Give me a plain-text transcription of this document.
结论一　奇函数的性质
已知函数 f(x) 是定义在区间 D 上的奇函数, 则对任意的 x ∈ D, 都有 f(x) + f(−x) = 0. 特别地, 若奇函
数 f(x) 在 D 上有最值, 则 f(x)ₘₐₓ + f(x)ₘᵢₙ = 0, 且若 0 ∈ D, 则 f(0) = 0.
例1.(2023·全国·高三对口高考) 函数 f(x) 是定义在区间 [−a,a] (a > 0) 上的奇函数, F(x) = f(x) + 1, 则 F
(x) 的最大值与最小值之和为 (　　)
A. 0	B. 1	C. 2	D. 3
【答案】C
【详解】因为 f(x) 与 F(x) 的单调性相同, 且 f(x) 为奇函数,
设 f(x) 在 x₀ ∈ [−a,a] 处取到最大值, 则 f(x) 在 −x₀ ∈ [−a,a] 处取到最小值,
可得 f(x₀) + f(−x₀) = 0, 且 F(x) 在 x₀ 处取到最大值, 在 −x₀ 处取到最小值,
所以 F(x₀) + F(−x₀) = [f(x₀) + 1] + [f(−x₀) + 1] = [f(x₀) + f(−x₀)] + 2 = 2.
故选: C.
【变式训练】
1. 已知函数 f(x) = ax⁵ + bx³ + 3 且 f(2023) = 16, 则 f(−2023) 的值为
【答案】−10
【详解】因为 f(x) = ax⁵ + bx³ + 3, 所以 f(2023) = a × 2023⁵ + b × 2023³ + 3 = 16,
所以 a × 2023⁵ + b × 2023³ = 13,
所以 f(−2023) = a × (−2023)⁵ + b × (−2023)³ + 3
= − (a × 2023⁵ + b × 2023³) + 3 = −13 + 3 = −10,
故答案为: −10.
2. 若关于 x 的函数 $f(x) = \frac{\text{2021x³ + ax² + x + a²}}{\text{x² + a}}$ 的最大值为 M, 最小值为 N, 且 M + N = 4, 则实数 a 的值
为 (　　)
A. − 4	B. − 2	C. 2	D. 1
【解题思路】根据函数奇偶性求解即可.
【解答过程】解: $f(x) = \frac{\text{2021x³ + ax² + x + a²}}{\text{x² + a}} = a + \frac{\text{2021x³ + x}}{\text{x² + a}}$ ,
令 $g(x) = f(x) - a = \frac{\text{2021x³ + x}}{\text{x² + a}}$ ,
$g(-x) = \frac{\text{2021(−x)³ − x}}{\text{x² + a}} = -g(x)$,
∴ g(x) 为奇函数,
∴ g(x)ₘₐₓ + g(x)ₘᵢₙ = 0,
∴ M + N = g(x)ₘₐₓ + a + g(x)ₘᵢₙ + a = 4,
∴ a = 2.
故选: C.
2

→ **Short problem**
Repeat every record exactly as written, please.

→ **Finished answer**
Give me a plain-text transcription of this document.
结论一　奇函数的性质
已知函数 f(x) 是定义在区间 D 上的奇函数, 则对任意的 x ∈ D, 都有 f(x) + f(−x) = 0. 特别地, 若奇函
数 f(x) 在 D 上有最值, 则 f(x)ₘₐₓ + f(x)ₘᵢₙ = 0, 且若 0 ∈ D, 则 f(0) = 0.
例1.(2023·全国·高三对口高考) 函数 f(x) 是定义在区间 [−a,a] (a > 0) 上的奇函数, F(x) = f(x) + 1, 则 F
(x) 的最大值与最小值之和为 (　　)
A. 0	B. 1	C. 2	D. 3
【答案】C
【详解】因为 f(x) 与 F(x) 的单调性相同, 且 f(x) 为奇函数,
设 f(x) 在 x₀ ∈ [−a,a] 处取到最大值, 则 f(x) 在 −x₀ ∈ [−a,a] 处取到最小值,
可得 f(x₀) + f(−x₀) = 0, 且 F(x) 在 x₀ 处取到最大值, 在 −x₀ 处取到最小值,
所以 F(x₀) + F(−x₀) = [f(x₀) + 1] + [f(−x₀) + 1] = [f(x₀) + f(−x₀)] + 2 = 2.
故选: C.
【变式训练】
1. 已知函数 f(x) = ax⁵ + bx³ + 3 且 f(2023) = 16, 则 f(−2023) 的值为
【答案】−10
【详解】因为 f(x) = ax⁵ + bx³ + 3, 所以 f(2023) = a × 2023⁵ + b × 2023³ + 3 = 16,
所以 a × 2023⁵ + b × 2023³ = 13,
所以 f(−2023) = a × (−2023)⁵ + b × (−2023)³ + 3
= − (a × 2023⁵ + b × 2023³) + 3 = −13 + 3 = −10,
故答案为: −10.
2. 若关于 x 的函数 $f(x) = \frac{\text{2021x³ + ax² + x + a²}}{\text{x² + a}}$ 的最大值为 M, 最小值为 N, 且 M + N = 4, 则实数 a 的值
为 (　　)
A. − 4	B. − 2	C. 2	D. 1
【解题思路】根据函数奇偶性求解即可.
【解答过程】解: $f(x) = \frac{\text{2021x³ + ax² + x + a²}}{\text{x² + a}} = a + \frac{\text{2021x³ + x}}{\text{x² + a}}$ ,
令 $g(x) = f(x) - a = \frac{\text{2021x³ + x}}{\text{x² + a}}$ ,
$g(-x) = \frac{\text{2021(−x)³ − x}}{\text{x² + a}} = -g(x)$,
∴ g(x) 为奇函数,
∴ g(x)ₘₐₓ + g(x)ₘᵢₙ = 0,
∴ M + N = g(x)ₘₐₓ + a + g(x)ₘᵢₙ + a = 4,
∴ a = 2.
故选: C.
2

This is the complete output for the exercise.